---------- DATA LINES

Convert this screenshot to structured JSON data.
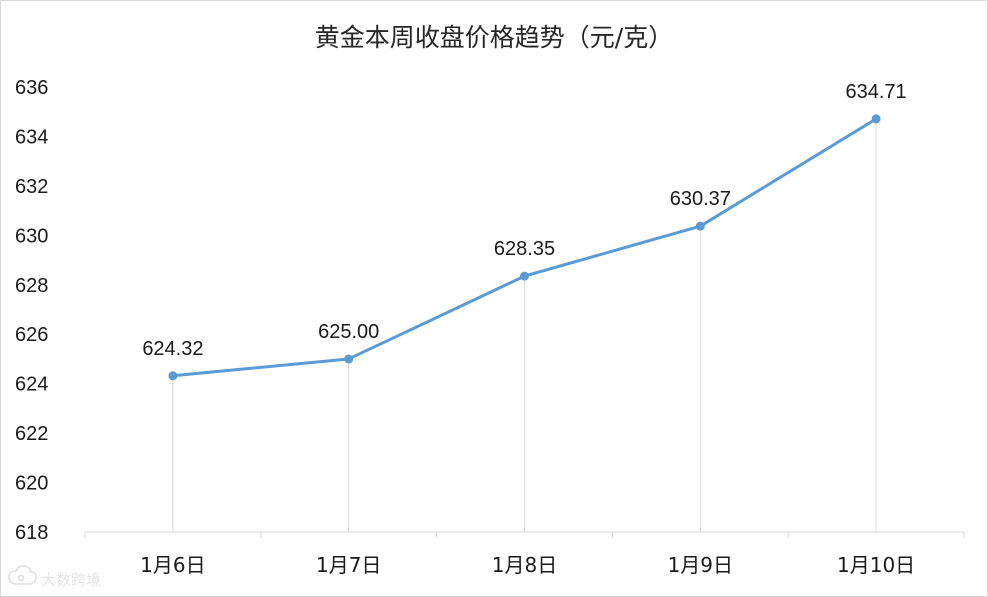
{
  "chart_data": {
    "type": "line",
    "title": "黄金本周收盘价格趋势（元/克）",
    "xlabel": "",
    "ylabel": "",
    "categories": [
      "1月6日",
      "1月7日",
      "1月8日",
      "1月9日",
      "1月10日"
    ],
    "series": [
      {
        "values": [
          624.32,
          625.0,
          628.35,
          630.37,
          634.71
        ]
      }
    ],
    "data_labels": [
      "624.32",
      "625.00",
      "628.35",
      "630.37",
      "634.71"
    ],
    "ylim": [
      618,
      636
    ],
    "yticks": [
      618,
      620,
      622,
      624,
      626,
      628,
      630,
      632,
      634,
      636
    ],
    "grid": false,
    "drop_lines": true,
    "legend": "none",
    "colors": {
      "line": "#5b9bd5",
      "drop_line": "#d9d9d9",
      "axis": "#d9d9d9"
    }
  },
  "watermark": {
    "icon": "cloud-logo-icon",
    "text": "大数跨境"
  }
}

--------------------

REQUIREMENTS —
In your copy of the records, include no pictures; repeat everything else exactly.

TASK ANSWER —
Convert this screenshot to structured JSON data.
{
  "chart_data": {
    "type": "line",
    "title": "黄金本周收盘价格趋势（元/克）",
    "xlabel": "",
    "ylabel": "",
    "categories": [
      "1月6日",
      "1月7日",
      "1月8日",
      "1月9日",
      "1月10日"
    ],
    "series": [
      {
        "values": [
          624.32,
          625.0,
          628.35,
          630.37,
          634.71
        ]
      }
    ],
    "data_labels": [
      "624.32",
      "625.00",
      "628.35",
      "630.37",
      "634.71"
    ],
    "ylim": [
      618,
      636
    ],
    "yticks": [
      618,
      620,
      622,
      624,
      626,
      628,
      630,
      632,
      634,
      636
    ],
    "grid": false,
    "drop_lines": true,
    "legend": "none",
    "colors": {
      "line": "#5b9bd5",
      "drop_line": "#d9d9d9",
      "axis": "#d9d9d9"
    }
  },
  "watermark": {
    "icon": "cloud-logo-icon",
    "text": "大数跨境"
  }
}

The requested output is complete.